RECORDS FOR THIS EXERCISE:
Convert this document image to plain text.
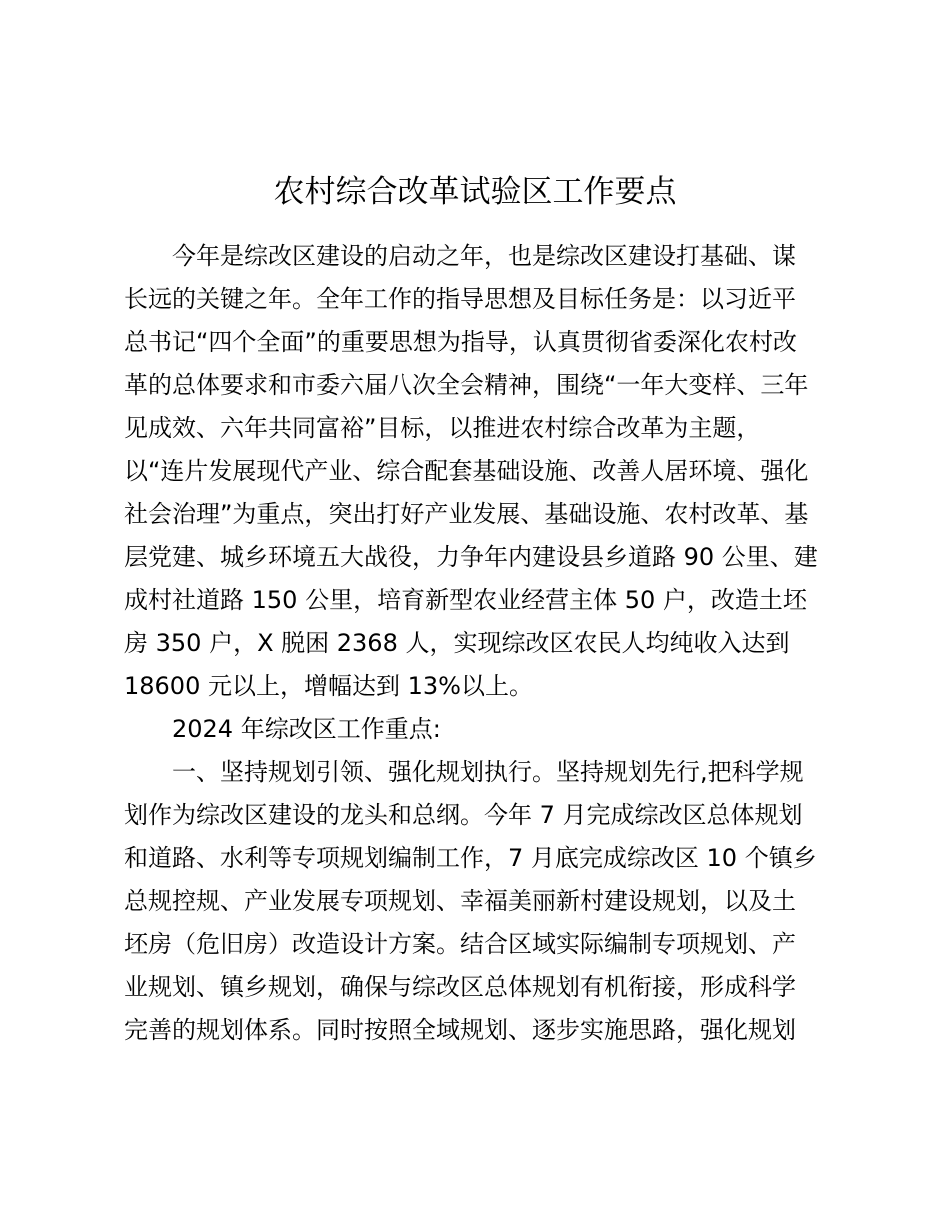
农村综合改革试验区工作要点
今年是综改区建设的启动之年，也是综改区建设打基础、谋
长远的关键之年。全年工作的指导思想及目标任务是：以习近平
总书记“四个全面”的重要思想为指导，认真贯彻省委深化农村改
革的总体要求和市委六届八次全会精神，围绕“一年大变样、三年
见成效、六年共同富裕”目标，以推进农村综合改革为主题，
以“连片发展现代产业、综合配套基础设施、改善人居环境、强化
社会治理”为重点，突出打好产业发展、基础设施、农村改革、基
层党建、城乡环境五大战役，力争年内建设县乡道路 90 公里、建
成村社道路 150 公里，培育新型农业经营主体 50 户，改造土坯
房 350 户，X 脱困 2368 人，实现综改区农民人均纯收入达到
18600 元以上，增幅达到 13%以上。
2024 年综改区工作重点:
一、坚持规划引领、强化规划执行。坚持规划先行,把科学规
划作为综改区建设的龙头和总纲。今年 7 月完成综改区总体规划
和道路、水利等专项规划编制工作，7 月底完成综改区 10 个镇乡
总规控规、产业发展专项规划、幸福美丽新村建设规划，以及土
坯房（危旧房）改造设计方案。结合区域实际编制专项规划、产
业规划、镇乡规划，确保与综改区总体规划有机衔接，形成科学
完善的规划体系。同时按照全域规划、逐步实施思路，强化规划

DIRECTIVE: Output the full set of records above without changing a word, and drop the images.

FINAL RESULT:
Convert this document image to plain text.
农村综合改革试验区工作要点
今年是综改区建设的启动之年，也是综改区建设打基础、谋
长远的关键之年。全年工作的指导思想及目标任务是：以习近平
总书记“四个全面”的重要思想为指导，认真贯彻省委深化农村改
革的总体要求和市委六届八次全会精神，围绕“一年大变样、三年
见成效、六年共同富裕”目标，以推进农村综合改革为主题，
以“连片发展现代产业、综合配套基础设施、改善人居环境、强化
社会治理”为重点，突出打好产业发展、基础设施、农村改革、基
层党建、城乡环境五大战役，力争年内建设县乡道路 90 公里、建
成村社道路 150 公里，培育新型农业经营主体 50 户，改造土坯
房 350 户，X 脱困 2368 人，实现综改区农民人均纯收入达到
18600 元以上，增幅达到 13%以上。
2024 年综改区工作重点:
一、坚持规划引领、强化规划执行。坚持规划先行,把科学规
划作为综改区建设的龙头和总纲。今年 7 月完成综改区总体规划
和道路、水利等专项规划编制工作，7 月底完成综改区 10 个镇乡
总规控规、产业发展专项规划、幸福美丽新村建设规划，以及土
坯房（危旧房）改造设计方案。结合区域实际编制专项规划、产
业规划、镇乡规划，确保与综改区总体规划有机衔接，形成科学
完善的规划体系。同时按照全域规划、逐步实施思路，强化规划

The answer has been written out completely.